--- SUPPLIED MATERIAL ---
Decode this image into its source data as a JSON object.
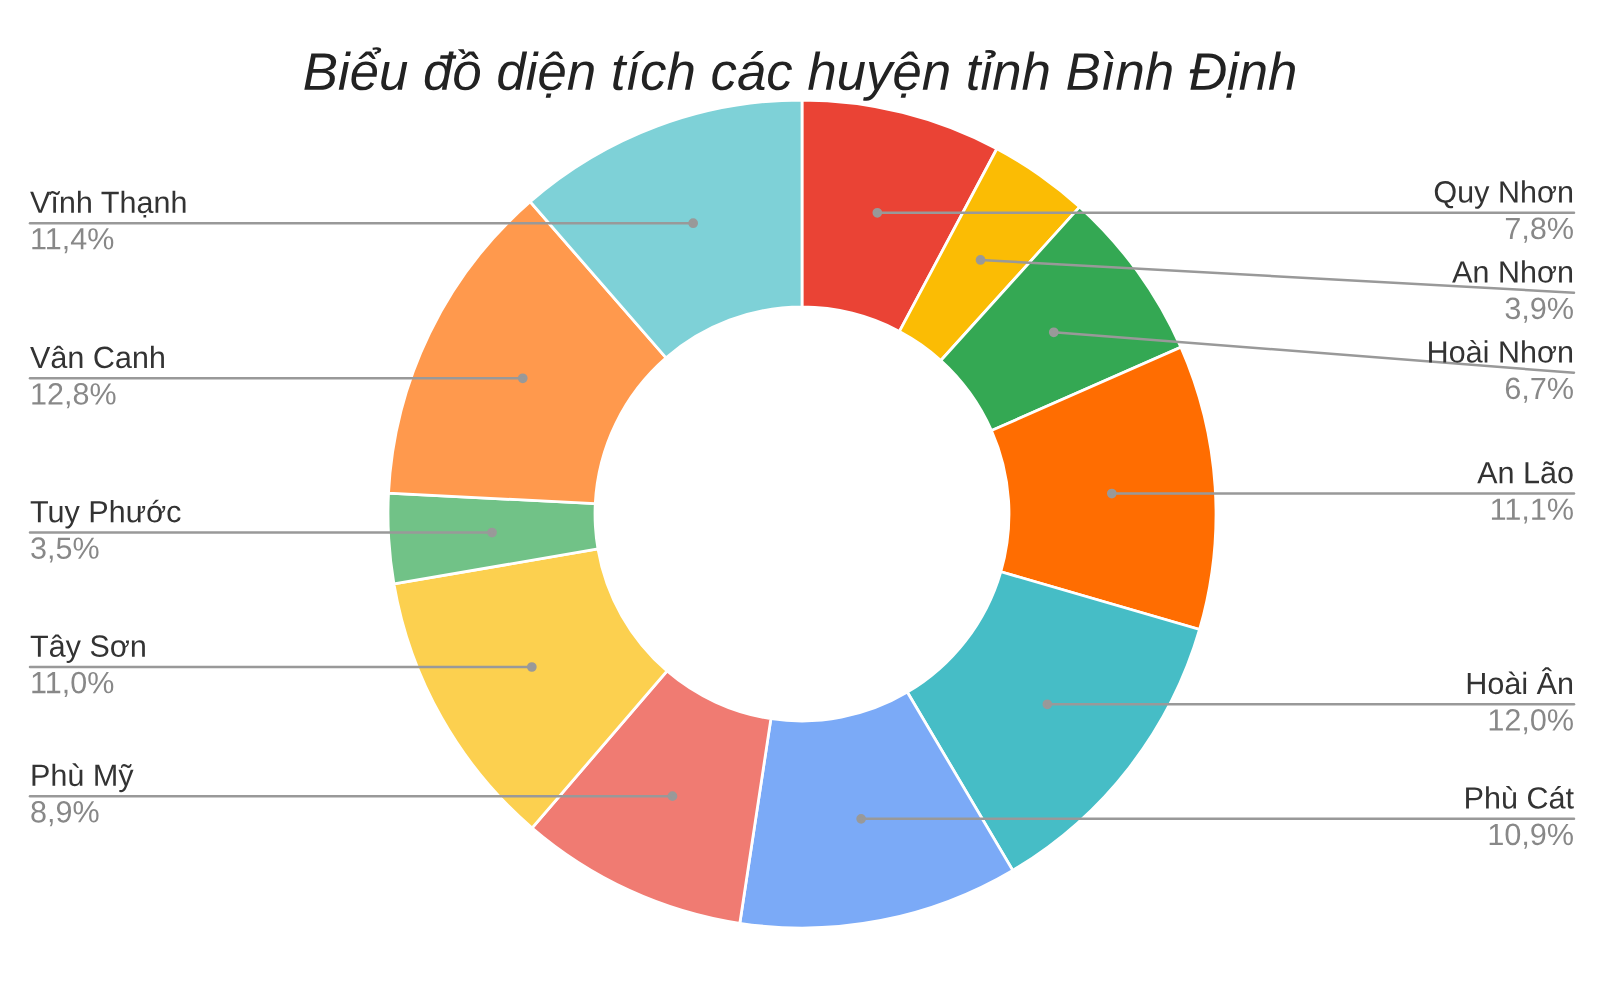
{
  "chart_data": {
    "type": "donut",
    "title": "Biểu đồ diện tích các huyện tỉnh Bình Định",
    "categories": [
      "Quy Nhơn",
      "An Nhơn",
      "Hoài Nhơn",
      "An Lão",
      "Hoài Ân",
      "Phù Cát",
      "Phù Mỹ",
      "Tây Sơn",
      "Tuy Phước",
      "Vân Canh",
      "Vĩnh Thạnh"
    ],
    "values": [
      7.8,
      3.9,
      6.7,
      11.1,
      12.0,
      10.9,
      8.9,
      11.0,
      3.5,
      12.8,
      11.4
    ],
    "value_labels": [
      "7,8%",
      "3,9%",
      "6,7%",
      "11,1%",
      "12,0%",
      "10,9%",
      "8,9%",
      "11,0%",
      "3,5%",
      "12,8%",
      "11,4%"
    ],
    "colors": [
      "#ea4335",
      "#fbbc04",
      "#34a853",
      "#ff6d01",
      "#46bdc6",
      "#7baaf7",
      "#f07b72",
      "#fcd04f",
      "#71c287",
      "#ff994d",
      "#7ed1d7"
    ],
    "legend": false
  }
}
---
#### JOB
Every entry above needs to be retyped exactly; drop the pictures.

#### PROBLEM SOLUTION
Decode this image into its source data as a JSON object.
{
  "chart_data": {
    "type": "donut",
    "title": "Biểu đồ diện tích các huyện tỉnh Bình Định",
    "categories": [
      "Quy Nhơn",
      "An Nhơn",
      "Hoài Nhơn",
      "An Lão",
      "Hoài Ân",
      "Phù Cát",
      "Phù Mỹ",
      "Tây Sơn",
      "Tuy Phước",
      "Vân Canh",
      "Vĩnh Thạnh"
    ],
    "values": [
      7.8,
      3.9,
      6.7,
      11.1,
      12.0,
      10.9,
      8.9,
      11.0,
      3.5,
      12.8,
      11.4
    ],
    "value_labels": [
      "7,8%",
      "3,9%",
      "6,7%",
      "11,1%",
      "12,0%",
      "10,9%",
      "8,9%",
      "11,0%",
      "3,5%",
      "12,8%",
      "11,4%"
    ],
    "colors": [
      "#ea4335",
      "#fbbc04",
      "#34a853",
      "#ff6d01",
      "#46bdc6",
      "#7baaf7",
      "#f07b72",
      "#fcd04f",
      "#71c287",
      "#ff994d",
      "#7ed1d7"
    ],
    "legend": false
  }
}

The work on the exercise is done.